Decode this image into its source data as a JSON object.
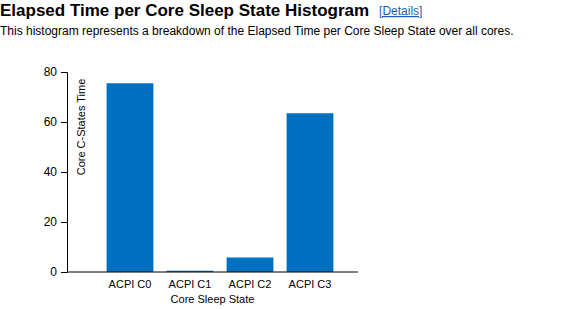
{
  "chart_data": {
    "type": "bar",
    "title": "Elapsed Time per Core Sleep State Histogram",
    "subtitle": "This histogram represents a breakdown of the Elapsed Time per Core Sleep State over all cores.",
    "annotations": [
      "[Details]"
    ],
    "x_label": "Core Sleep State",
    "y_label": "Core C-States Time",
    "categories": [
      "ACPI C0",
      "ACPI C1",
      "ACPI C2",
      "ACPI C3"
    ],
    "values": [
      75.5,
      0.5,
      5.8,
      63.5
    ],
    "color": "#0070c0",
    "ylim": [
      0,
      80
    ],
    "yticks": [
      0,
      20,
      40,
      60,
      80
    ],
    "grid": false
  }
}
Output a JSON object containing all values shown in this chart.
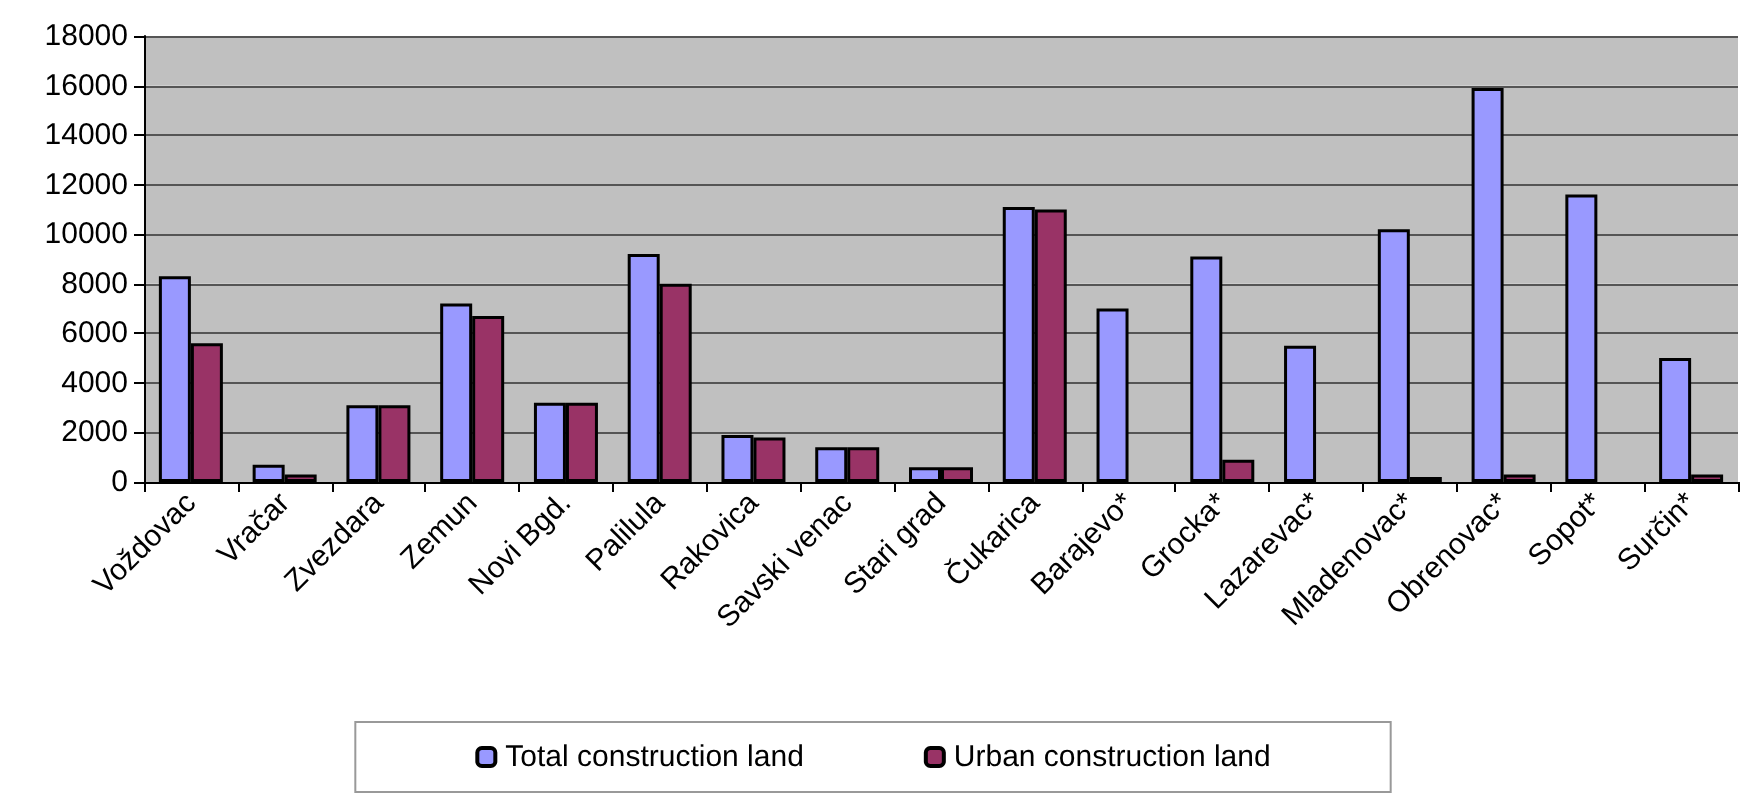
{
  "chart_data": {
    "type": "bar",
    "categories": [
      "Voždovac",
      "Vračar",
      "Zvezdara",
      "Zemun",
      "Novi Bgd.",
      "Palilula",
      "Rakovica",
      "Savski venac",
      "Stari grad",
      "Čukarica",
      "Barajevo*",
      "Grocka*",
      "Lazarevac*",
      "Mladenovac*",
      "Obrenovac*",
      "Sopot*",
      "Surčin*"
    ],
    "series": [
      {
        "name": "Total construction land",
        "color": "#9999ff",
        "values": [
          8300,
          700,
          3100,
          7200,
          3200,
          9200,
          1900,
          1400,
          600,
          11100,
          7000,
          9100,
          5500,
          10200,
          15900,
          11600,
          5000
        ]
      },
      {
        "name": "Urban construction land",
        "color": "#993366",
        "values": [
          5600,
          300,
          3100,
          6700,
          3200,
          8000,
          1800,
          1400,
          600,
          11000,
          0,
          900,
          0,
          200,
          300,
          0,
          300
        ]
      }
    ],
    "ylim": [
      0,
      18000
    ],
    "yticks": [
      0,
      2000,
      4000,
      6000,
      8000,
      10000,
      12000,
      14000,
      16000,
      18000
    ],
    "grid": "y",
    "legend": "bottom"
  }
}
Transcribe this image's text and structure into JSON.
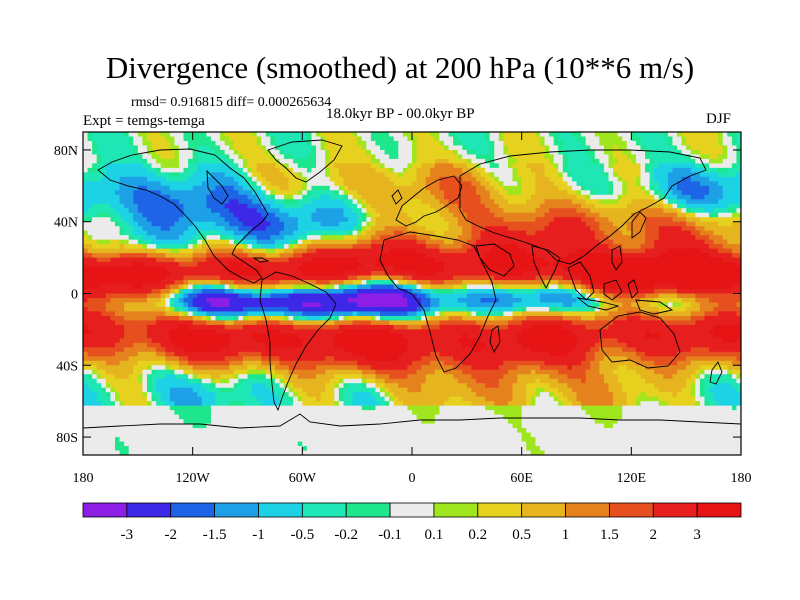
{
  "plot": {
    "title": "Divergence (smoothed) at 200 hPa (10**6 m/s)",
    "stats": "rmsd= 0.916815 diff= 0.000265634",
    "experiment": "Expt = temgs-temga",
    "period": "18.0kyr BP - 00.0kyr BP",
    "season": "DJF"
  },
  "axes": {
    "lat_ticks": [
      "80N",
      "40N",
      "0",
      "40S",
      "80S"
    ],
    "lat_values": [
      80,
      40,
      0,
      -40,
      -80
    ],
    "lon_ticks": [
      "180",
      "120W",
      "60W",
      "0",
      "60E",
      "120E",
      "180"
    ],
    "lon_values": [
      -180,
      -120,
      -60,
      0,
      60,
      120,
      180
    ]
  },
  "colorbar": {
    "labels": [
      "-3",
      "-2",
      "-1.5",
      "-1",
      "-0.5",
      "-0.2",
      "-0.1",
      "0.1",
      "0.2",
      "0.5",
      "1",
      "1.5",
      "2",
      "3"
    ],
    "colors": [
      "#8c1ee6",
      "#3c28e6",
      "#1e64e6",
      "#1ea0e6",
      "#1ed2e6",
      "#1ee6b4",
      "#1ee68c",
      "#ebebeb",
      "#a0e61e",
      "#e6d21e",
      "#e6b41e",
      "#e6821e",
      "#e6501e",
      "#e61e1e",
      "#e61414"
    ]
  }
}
———
# Work to complete
Copy out all of the material exactly as written, without its pictures.

# Problem solution
Decode this image into its source data as a JSON object.
{
  "chart_data": {
    "type": "bar",
    "title": "Elapsed Time per Core Sleep State Histogram",
    "subtitle": "This histogram represents a breakdown of the Elapsed Time per Core Sleep State over all cores.",
    "annotations": [
      "[Details]"
    ],
    "x_label": "Core Sleep State",
    "y_label": "Core C-States Time",
    "categories": [
      "ACPI C0",
      "ACPI C1",
      "ACPI C2",
      "ACPI C3"
    ],
    "values": [
      75.5,
      0.5,
      5.8,
      63.5
    ],
    "color": "#0070c0",
    "ylim": [
      0,
      80
    ],
    "yticks": [
      0,
      20,
      40,
      60,
      80
    ],
    "grid": false
  }
}
Output a JSON object containing all values shown in this chart.
{
  "chart_data": {
    "type": "bar",
    "categories": [
      "Voždovac",
      "Vračar",
      "Zvezdara",
      "Zemun",
      "Novi Bgd.",
      "Palilula",
      "Rakovica",
      "Savski venac",
      "Stari grad",
      "Čukarica",
      "Barajevo*",
      "Grocka*",
      "Lazarevac*",
      "Mladenovac*",
      "Obrenovac*",
      "Sopot*",
      "Surčin*"
    ],
    "series": [
      {
        "name": "Total construction land",
        "color": "#9999ff",
        "values": [
          8300,
          700,
          3100,
          7200,
          3200,
          9200,
          1900,
          1400,
          600,
          11100,
          7000,
          9100,
          5500,
          10200,
          15900,
          11600,
          5000
        ]
      },
      {
        "name": "Urban construction land",
        "color": "#993366",
        "values": [
          5600,
          300,
          3100,
          6700,
          3200,
          8000,
          1800,
          1400,
          600,
          11000,
          0,
          900,
          0,
          200,
          300,
          0,
          300
        ]
      }
    ],
    "ylim": [
      0,
      18000
    ],
    "yticks": [
      0,
      2000,
      4000,
      6000,
      8000,
      10000,
      12000,
      14000,
      16000,
      18000
    ],
    "grid": "y",
    "legend": "bottom"
  }
}
Transcribe this image's text and structure into JSON.
{
  "plot": {
    "title": "Divergence (smoothed) at 200 hPa (10**6 m/s)",
    "stats": "rmsd= 0.916815 diff= 0.000265634",
    "experiment": "Expt = temgs-temga",
    "period": "18.0kyr BP - 00.0kyr BP",
    "season": "DJF"
  },
  "axes": {
    "lat_ticks": [
      "80N",
      "40N",
      "0",
      "40S",
      "80S"
    ],
    "lat_values": [
      80,
      40,
      0,
      -40,
      -80
    ],
    "lon_ticks": [
      "180",
      "120W",
      "60W",
      "0",
      "60E",
      "120E",
      "180"
    ],
    "lon_values": [
      -180,
      -120,
      -60,
      0,
      60,
      120,
      180
    ]
  },
  "colorbar": {
    "labels": [
      "-3",
      "-2",
      "-1.5",
      "-1",
      "-0.5",
      "-0.2",
      "-0.1",
      "0.1",
      "0.2",
      "0.5",
      "1",
      "1.5",
      "2",
      "3"
    ],
    "colors": [
      "#8c1ee6",
      "#3c28e6",
      "#1e64e6",
      "#1ea0e6",
      "#1ed2e6",
      "#1ee6b4",
      "#1ee68c",
      "#ebebeb",
      "#a0e61e",
      "#e6d21e",
      "#e6b41e",
      "#e6821e",
      "#e6501e",
      "#e61e1e",
      "#e61414"
    ]
  }
}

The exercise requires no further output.